=== Data supplied ===
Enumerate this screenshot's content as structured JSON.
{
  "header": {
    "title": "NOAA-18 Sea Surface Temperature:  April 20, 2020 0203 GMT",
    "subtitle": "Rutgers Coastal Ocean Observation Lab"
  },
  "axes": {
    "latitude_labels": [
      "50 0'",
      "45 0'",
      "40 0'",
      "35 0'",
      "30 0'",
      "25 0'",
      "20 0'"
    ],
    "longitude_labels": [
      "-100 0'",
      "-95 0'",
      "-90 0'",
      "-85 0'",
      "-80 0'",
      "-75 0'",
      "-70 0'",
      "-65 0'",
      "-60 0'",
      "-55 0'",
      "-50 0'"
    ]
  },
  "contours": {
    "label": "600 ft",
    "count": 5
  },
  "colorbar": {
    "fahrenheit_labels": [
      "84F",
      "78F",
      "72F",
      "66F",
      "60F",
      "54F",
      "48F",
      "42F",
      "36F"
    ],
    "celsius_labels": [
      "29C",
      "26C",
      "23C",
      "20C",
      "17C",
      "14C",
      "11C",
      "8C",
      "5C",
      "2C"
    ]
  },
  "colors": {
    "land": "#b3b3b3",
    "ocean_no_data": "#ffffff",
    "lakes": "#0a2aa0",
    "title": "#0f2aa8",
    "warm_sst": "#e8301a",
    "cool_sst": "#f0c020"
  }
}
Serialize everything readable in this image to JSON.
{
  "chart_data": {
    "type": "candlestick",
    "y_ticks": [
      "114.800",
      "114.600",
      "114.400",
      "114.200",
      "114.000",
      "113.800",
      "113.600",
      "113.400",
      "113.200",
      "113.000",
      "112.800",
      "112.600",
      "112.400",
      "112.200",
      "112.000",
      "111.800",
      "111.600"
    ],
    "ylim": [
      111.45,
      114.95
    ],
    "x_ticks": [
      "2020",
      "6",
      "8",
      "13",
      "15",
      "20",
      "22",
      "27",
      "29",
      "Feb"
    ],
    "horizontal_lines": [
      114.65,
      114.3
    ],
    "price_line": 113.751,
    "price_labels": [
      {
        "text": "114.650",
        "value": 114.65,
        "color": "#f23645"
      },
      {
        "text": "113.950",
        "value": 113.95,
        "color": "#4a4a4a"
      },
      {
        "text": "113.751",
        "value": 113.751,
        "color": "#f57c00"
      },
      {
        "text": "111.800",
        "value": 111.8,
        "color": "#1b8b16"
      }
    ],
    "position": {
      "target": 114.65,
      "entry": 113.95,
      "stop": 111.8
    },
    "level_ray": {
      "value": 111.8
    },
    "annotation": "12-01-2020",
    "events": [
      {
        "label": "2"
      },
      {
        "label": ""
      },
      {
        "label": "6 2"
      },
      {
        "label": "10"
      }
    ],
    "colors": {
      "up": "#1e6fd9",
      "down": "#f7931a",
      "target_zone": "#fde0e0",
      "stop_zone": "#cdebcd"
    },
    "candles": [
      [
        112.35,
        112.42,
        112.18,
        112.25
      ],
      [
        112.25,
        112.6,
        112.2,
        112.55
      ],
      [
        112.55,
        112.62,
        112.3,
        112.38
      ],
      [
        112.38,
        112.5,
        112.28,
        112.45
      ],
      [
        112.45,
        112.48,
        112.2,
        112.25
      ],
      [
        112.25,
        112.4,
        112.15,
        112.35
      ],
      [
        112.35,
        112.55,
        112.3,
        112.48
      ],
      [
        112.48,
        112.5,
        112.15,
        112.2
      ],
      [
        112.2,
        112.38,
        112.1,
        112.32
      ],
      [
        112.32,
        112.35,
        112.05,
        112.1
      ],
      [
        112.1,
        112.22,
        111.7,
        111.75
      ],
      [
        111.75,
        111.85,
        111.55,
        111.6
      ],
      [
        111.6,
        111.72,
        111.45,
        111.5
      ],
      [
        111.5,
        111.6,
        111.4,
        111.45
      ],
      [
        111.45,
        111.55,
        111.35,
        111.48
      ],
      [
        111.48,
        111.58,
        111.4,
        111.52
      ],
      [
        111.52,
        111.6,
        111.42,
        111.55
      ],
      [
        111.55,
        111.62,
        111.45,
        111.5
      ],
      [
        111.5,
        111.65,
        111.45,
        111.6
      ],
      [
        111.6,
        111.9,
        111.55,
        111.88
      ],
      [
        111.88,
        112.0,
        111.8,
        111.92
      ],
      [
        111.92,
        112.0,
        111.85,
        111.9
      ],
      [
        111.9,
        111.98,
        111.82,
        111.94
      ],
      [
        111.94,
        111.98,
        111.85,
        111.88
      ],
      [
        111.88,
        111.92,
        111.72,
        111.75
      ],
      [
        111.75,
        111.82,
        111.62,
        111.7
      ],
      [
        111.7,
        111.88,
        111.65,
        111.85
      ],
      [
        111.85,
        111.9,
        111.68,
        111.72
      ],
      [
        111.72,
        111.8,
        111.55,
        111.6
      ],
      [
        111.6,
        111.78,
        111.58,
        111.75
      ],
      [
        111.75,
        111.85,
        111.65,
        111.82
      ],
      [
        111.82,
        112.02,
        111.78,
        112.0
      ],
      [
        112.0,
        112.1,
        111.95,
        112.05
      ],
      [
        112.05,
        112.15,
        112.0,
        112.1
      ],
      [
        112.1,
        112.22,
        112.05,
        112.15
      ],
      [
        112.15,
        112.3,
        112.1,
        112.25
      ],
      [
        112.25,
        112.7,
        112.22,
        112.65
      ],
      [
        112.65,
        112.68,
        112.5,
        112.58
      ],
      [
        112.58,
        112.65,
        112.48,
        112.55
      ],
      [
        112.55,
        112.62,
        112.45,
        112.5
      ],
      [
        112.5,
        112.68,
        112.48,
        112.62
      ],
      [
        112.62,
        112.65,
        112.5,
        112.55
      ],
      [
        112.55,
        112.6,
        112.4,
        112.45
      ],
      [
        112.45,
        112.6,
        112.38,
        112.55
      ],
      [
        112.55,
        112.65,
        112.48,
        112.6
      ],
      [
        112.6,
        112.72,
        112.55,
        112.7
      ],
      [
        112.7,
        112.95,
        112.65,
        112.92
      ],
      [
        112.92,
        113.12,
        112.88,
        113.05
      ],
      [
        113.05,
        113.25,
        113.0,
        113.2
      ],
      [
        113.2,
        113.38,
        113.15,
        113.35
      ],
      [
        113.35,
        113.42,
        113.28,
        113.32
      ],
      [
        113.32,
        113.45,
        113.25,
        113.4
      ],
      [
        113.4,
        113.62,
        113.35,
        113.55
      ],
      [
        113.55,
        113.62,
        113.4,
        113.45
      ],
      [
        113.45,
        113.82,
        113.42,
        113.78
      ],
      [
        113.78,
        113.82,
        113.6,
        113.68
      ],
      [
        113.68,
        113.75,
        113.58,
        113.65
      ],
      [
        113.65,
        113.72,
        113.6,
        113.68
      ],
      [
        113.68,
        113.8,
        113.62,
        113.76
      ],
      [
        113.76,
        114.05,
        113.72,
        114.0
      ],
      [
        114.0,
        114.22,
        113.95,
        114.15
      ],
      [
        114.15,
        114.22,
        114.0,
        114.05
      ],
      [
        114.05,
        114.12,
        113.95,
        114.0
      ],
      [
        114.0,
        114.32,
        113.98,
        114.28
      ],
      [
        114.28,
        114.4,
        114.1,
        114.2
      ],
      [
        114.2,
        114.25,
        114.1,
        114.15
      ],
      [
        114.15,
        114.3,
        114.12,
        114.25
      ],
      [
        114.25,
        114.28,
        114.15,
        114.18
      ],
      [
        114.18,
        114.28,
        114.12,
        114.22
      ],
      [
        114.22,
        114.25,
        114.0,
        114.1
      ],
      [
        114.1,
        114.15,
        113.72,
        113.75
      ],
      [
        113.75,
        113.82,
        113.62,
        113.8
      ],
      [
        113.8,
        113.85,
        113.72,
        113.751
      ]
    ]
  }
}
===
• _Set task_: Retype every record above exactly as written.

• _Complete response_:
Enumerate this screenshot's content as structured JSON.
{
  "header": {
    "title": "NOAA-18 Sea Surface Temperature:  April 20, 2020 0203 GMT",
    "subtitle": "Rutgers Coastal Ocean Observation Lab"
  },
  "axes": {
    "latitude_labels": [
      "50 0'",
      "45 0'",
      "40 0'",
      "35 0'",
      "30 0'",
      "25 0'",
      "20 0'"
    ],
    "longitude_labels": [
      "-100 0'",
      "-95 0'",
      "-90 0'",
      "-85 0'",
      "-80 0'",
      "-75 0'",
      "-70 0'",
      "-65 0'",
      "-60 0'",
      "-55 0'",
      "-50 0'"
    ]
  },
  "contours": {
    "label": "600 ft",
    "count": 5
  },
  "colorbar": {
    "fahrenheit_labels": [
      "84F",
      "78F",
      "72F",
      "66F",
      "60F",
      "54F",
      "48F",
      "42F",
      "36F"
    ],
    "celsius_labels": [
      "29C",
      "26C",
      "23C",
      "20C",
      "17C",
      "14C",
      "11C",
      "8C",
      "5C",
      "2C"
    ]
  },
  "colors": {
    "land": "#b3b3b3",
    "ocean_no_data": "#ffffff",
    "lakes": "#0a2aa0",
    "title": "#0f2aa8",
    "warm_sst": "#e8301a",
    "cool_sst": "#f0c020"
  }
}
Serialize everything readable in this image to JSON.
{
  "chart_data": {
    "type": "candlestick",
    "y_ticks": [
      "114.800",
      "114.600",
      "114.400",
      "114.200",
      "114.000",
      "113.800",
      "113.600",
      "113.400",
      "113.200",
      "113.000",
      "112.800",
      "112.600",
      "112.400",
      "112.200",
      "112.000",
      "111.800",
      "111.600"
    ],
    "ylim": [
      111.45,
      114.95
    ],
    "x_ticks": [
      "2020",
      "6",
      "8",
      "13",
      "15",
      "20",
      "22",
      "27",
      "29",
      "Feb"
    ],
    "horizontal_lines": [
      114.65,
      114.3
    ],
    "price_line": 113.751,
    "price_labels": [
      {
        "text": "114.650",
        "value": 114.65,
        "color": "#f23645"
      },
      {
        "text": "113.950",
        "value": 113.95,
        "color": "#4a4a4a"
      },
      {
        "text": "113.751",
        "value": 113.751,
        "color": "#f57c00"
      },
      {
        "text": "111.800",
        "value": 111.8,
        "color": "#1b8b16"
      }
    ],
    "position": {
      "target": 114.65,
      "entry": 113.95,
      "stop": 111.8
    },
    "level_ray": {
      "value": 111.8
    },
    "annotation": "12-01-2020",
    "events": [
      {
        "label": "2"
      },
      {
        "label": ""
      },
      {
        "label": "6 2"
      },
      {
        "label": "10"
      }
    ],
    "colors": {
      "up": "#1e6fd9",
      "down": "#f7931a",
      "target_zone": "#fde0e0",
      "stop_zone": "#cdebcd"
    },
    "candles": [
      [
        112.35,
        112.42,
        112.18,
        112.25
      ],
      [
        112.25,
        112.6,
        112.2,
        112.55
      ],
      [
        112.55,
        112.62,
        112.3,
        112.38
      ],
      [
        112.38,
        112.5,
        112.28,
        112.45
      ],
      [
        112.45,
        112.48,
        112.2,
        112.25
      ],
      [
        112.25,
        112.4,
        112.15,
        112.35
      ],
      [
        112.35,
        112.55,
        112.3,
        112.48
      ],
      [
        112.48,
        112.5,
        112.15,
        112.2
      ],
      [
        112.2,
        112.38,
        112.1,
        112.32
      ],
      [
        112.32,
        112.35,
        112.05,
        112.1
      ],
      [
        112.1,
        112.22,
        111.7,
        111.75
      ],
      [
        111.75,
        111.85,
        111.55,
        111.6
      ],
      [
        111.6,
        111.72,
        111.45,
        111.5
      ],
      [
        111.5,
        111.6,
        111.4,
        111.45
      ],
      [
        111.45,
        111.55,
        111.35,
        111.48
      ],
      [
        111.48,
        111.58,
        111.4,
        111.52
      ],
      [
        111.52,
        111.6,
        111.42,
        111.55
      ],
      [
        111.55,
        111.62,
        111.45,
        111.5
      ],
      [
        111.5,
        111.65,
        111.45,
        111.6
      ],
      [
        111.6,
        111.9,
        111.55,
        111.88
      ],
      [
        111.88,
        112.0,
        111.8,
        111.92
      ],
      [
        111.92,
        112.0,
        111.85,
        111.9
      ],
      [
        111.9,
        111.98,
        111.82,
        111.94
      ],
      [
        111.94,
        111.98,
        111.85,
        111.88
      ],
      [
        111.88,
        111.92,
        111.72,
        111.75
      ],
      [
        111.75,
        111.82,
        111.62,
        111.7
      ],
      [
        111.7,
        111.88,
        111.65,
        111.85
      ],
      [
        111.85,
        111.9,
        111.68,
        111.72
      ],
      [
        111.72,
        111.8,
        111.55,
        111.6
      ],
      [
        111.6,
        111.78,
        111.58,
        111.75
      ],
      [
        111.75,
        111.85,
        111.65,
        111.82
      ],
      [
        111.82,
        112.02,
        111.78,
        112.0
      ],
      [
        112.0,
        112.1,
        111.95,
        112.05
      ],
      [
        112.05,
        112.15,
        112.0,
        112.1
      ],
      [
        112.1,
        112.22,
        112.05,
        112.15
      ],
      [
        112.15,
        112.3,
        112.1,
        112.25
      ],
      [
        112.25,
        112.7,
        112.22,
        112.65
      ],
      [
        112.65,
        112.68,
        112.5,
        112.58
      ],
      [
        112.58,
        112.65,
        112.48,
        112.55
      ],
      [
        112.55,
        112.62,
        112.45,
        112.5
      ],
      [
        112.5,
        112.68,
        112.48,
        112.62
      ],
      [
        112.62,
        112.65,
        112.5,
        112.55
      ],
      [
        112.55,
        112.6,
        112.4,
        112.45
      ],
      [
        112.45,
        112.6,
        112.38,
        112.55
      ],
      [
        112.55,
        112.65,
        112.48,
        112.6
      ],
      [
        112.6,
        112.72,
        112.55,
        112.7
      ],
      [
        112.7,
        112.95,
        112.65,
        112.92
      ],
      [
        112.92,
        113.12,
        112.88,
        113.05
      ],
      [
        113.05,
        113.25,
        113.0,
        113.2
      ],
      [
        113.2,
        113.38,
        113.15,
        113.35
      ],
      [
        113.35,
        113.42,
        113.28,
        113.32
      ],
      [
        113.32,
        113.45,
        113.25,
        113.4
      ],
      [
        113.4,
        113.62,
        113.35,
        113.55
      ],
      [
        113.55,
        113.62,
        113.4,
        113.45
      ],
      [
        113.45,
        113.82,
        113.42,
        113.78
      ],
      [
        113.78,
        113.82,
        113.6,
        113.68
      ],
      [
        113.68,
        113.75,
        113.58,
        113.65
      ],
      [
        113.65,
        113.72,
        113.6,
        113.68
      ],
      [
        113.68,
        113.8,
        113.62,
        113.76
      ],
      [
        113.76,
        114.05,
        113.72,
        114.0
      ],
      [
        114.0,
        114.22,
        113.95,
        114.15
      ],
      [
        114.15,
        114.22,
        114.0,
        114.05
      ],
      [
        114.05,
        114.12,
        113.95,
        114.0
      ],
      [
        114.0,
        114.32,
        113.98,
        114.28
      ],
      [
        114.28,
        114.4,
        114.1,
        114.2
      ],
      [
        114.2,
        114.25,
        114.1,
        114.15
      ],
      [
        114.15,
        114.3,
        114.12,
        114.25
      ],
      [
        114.25,
        114.28,
        114.15,
        114.18
      ],
      [
        114.18,
        114.28,
        114.12,
        114.22
      ],
      [
        114.22,
        114.25,
        114.0,
        114.1
      ],
      [
        114.1,
        114.15,
        113.72,
        113.75
      ],
      [
        113.75,
        113.82,
        113.62,
        113.8
      ],
      [
        113.8,
        113.85,
        113.72,
        113.751
      ]
    ]
  }
}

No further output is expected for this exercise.